# What the task requires:
Write the material out again exactly as it stands.

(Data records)
++++

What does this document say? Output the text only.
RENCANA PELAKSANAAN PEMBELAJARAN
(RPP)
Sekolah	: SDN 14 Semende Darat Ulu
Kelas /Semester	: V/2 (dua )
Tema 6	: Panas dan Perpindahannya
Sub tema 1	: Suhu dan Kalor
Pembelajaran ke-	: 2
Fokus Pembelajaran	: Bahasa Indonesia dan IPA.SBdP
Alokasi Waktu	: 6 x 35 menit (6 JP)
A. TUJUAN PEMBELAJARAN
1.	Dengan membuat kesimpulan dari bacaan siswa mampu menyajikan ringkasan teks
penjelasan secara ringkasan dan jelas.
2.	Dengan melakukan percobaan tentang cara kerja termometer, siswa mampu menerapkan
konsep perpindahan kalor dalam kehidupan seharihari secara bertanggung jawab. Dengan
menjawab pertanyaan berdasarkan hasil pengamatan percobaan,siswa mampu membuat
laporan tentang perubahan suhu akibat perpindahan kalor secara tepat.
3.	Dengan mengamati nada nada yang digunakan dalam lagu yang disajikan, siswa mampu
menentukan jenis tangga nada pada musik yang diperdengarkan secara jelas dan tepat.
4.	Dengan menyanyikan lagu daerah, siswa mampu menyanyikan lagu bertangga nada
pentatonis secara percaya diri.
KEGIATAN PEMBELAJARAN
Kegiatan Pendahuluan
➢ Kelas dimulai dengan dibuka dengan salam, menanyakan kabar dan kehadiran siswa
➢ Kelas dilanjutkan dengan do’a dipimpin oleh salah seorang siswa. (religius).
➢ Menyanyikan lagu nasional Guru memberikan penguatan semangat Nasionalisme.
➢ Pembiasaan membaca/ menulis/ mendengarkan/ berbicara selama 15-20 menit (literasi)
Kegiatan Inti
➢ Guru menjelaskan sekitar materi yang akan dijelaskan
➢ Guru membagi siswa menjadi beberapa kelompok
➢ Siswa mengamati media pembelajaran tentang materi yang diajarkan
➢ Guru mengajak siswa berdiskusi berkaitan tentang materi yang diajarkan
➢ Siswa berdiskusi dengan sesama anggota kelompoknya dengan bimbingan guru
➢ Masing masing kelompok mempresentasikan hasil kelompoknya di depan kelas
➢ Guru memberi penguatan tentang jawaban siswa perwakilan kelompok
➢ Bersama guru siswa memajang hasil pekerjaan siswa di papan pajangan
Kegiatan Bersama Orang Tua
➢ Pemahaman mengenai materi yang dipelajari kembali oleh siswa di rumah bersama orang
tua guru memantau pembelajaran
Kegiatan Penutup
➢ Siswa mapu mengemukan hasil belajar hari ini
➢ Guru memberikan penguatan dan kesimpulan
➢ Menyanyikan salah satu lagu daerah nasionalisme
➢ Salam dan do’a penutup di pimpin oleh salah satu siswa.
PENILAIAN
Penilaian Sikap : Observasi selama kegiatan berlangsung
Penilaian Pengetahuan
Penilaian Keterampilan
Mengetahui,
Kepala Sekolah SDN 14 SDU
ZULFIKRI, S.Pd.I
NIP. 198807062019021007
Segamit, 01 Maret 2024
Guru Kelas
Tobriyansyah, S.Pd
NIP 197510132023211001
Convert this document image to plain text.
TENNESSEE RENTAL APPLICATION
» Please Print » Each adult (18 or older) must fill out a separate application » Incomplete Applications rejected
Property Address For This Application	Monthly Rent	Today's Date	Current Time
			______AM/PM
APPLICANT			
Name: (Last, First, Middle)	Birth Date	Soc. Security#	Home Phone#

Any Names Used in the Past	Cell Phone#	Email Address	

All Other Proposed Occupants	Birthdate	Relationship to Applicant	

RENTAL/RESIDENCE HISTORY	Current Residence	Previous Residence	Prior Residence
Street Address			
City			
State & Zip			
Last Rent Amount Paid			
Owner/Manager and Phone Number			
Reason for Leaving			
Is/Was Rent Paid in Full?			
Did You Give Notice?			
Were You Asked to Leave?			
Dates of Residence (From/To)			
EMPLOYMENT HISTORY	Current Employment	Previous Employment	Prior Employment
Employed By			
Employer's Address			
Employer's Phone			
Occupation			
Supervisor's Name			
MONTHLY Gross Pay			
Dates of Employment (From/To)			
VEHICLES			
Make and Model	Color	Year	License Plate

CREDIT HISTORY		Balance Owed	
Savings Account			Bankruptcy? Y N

++++

# Result below:
What does this document say? Output the text only.
RENCANA PELAKSANAAN PEMBELAJARAN
(RPP)
Sekolah	: SDN 14 Semende Darat Ulu
Kelas /Semester	: V/2 (dua )
Tema 6	: Panas dan Perpindahannya
Sub tema 1	: Suhu dan Kalor
Pembelajaran ke-	: 2
Fokus Pembelajaran	: Bahasa Indonesia dan IPA.SBdP
Alokasi Waktu	: 6 x 35 menit (6 JP)
A. TUJUAN PEMBELAJARAN
1.	Dengan membuat kesimpulan dari bacaan siswa mampu menyajikan ringkasan teks
penjelasan secara ringkasan dan jelas.
2.	Dengan melakukan percobaan tentang cara kerja termometer, siswa mampu menerapkan
konsep perpindahan kalor dalam kehidupan seharihari secara bertanggung jawab. Dengan
menjawab pertanyaan berdasarkan hasil pengamatan percobaan,siswa mampu membuat
laporan tentang perubahan suhu akibat perpindahan kalor secara tepat.
3.	Dengan mengamati nada nada yang digunakan dalam lagu yang disajikan, siswa mampu
menentukan jenis tangga nada pada musik yang diperdengarkan secara jelas dan tepat.
4.	Dengan menyanyikan lagu daerah, siswa mampu menyanyikan lagu bertangga nada
pentatonis secara percaya diri.
KEGIATAN PEMBELAJARAN
Kegiatan Pendahuluan
➢ Kelas dimulai dengan dibuka dengan salam, menanyakan kabar dan kehadiran siswa
➢ Kelas dilanjutkan dengan do’a dipimpin oleh salah seorang siswa. (religius).
➢ Menyanyikan lagu nasional Guru memberikan penguatan semangat Nasionalisme.
➢ Pembiasaan membaca/ menulis/ mendengarkan/ berbicara selama 15-20 menit (literasi)
Kegiatan Inti
➢ Guru menjelaskan sekitar materi yang akan dijelaskan
➢ Guru membagi siswa menjadi beberapa kelompok
➢ Siswa mengamati media pembelajaran tentang materi yang diajarkan
➢ Guru mengajak siswa berdiskusi berkaitan tentang materi yang diajarkan
➢ Siswa berdiskusi dengan sesama anggota kelompoknya dengan bimbingan guru
➢ Masing masing kelompok mempresentasikan hasil kelompoknya di depan kelas
➢ Guru memberi penguatan tentang jawaban siswa perwakilan kelompok
➢ Bersama guru siswa memajang hasil pekerjaan siswa di papan pajangan
Kegiatan Bersama Orang Tua
➢ Pemahaman mengenai materi yang dipelajari kembali oleh siswa di rumah bersama orang
tua guru memantau pembelajaran
Kegiatan Penutup
➢ Siswa mapu mengemukan hasil belajar hari ini
➢ Guru memberikan penguatan dan kesimpulan
➢ Menyanyikan salah satu lagu daerah nasionalisme
➢ Salam dan do’a penutup di pimpin oleh salah satu siswa.
PENILAIAN
Penilaian Sikap : Observasi selama kegiatan berlangsung
Penilaian Pengetahuan
Penilaian Keterampilan
Mengetahui,
Kepala Sekolah SDN 14 SDU
ZULFIKRI, S.Pd.I
NIP. 198807062019021007
Segamit, 01 Maret 2024
Guru Kelas
Tobriyansyah, S.Pd
NIP 197510132023211001
Convert this document image to plain text.
TENNESSEE RENTAL APPLICATION
» Please Print » Each adult (18 or older) must fill out a separate application » Incomplete Applications rejected
Property Address For This Application	Monthly Rent	Today's Date	Current Time
			______AM/PM
APPLICANT			
Name: (Last, First, Middle)	Birth Date	Soc. Security#	Home Phone#

Any Names Used in the Past	Cell Phone#	Email Address	

All Other Proposed Occupants	Birthdate	Relationship to Applicant	

RENTAL/RESIDENCE HISTORY	Current Residence	Previous Residence	Prior Residence
Street Address			
City			
State & Zip			
Last Rent Amount Paid			
Owner/Manager and Phone Number			
Reason for Leaving			
Is/Was Rent Paid in Full?			
Did You Give Notice?			
Were You Asked to Leave?			
Dates of Residence (From/To)			
EMPLOYMENT HISTORY	Current Employment	Previous Employment	Prior Employment
Employed By			
Employer's Address			
Employer's Phone			
Occupation			
Supervisor's Name			
MONTHLY Gross Pay			
Dates of Employment (From/To)			
VEHICLES			
Make and Model	Color	Year	License Plate

CREDIT HISTORY		Balance Owed	
Savings Account			Bankruptcy? Y N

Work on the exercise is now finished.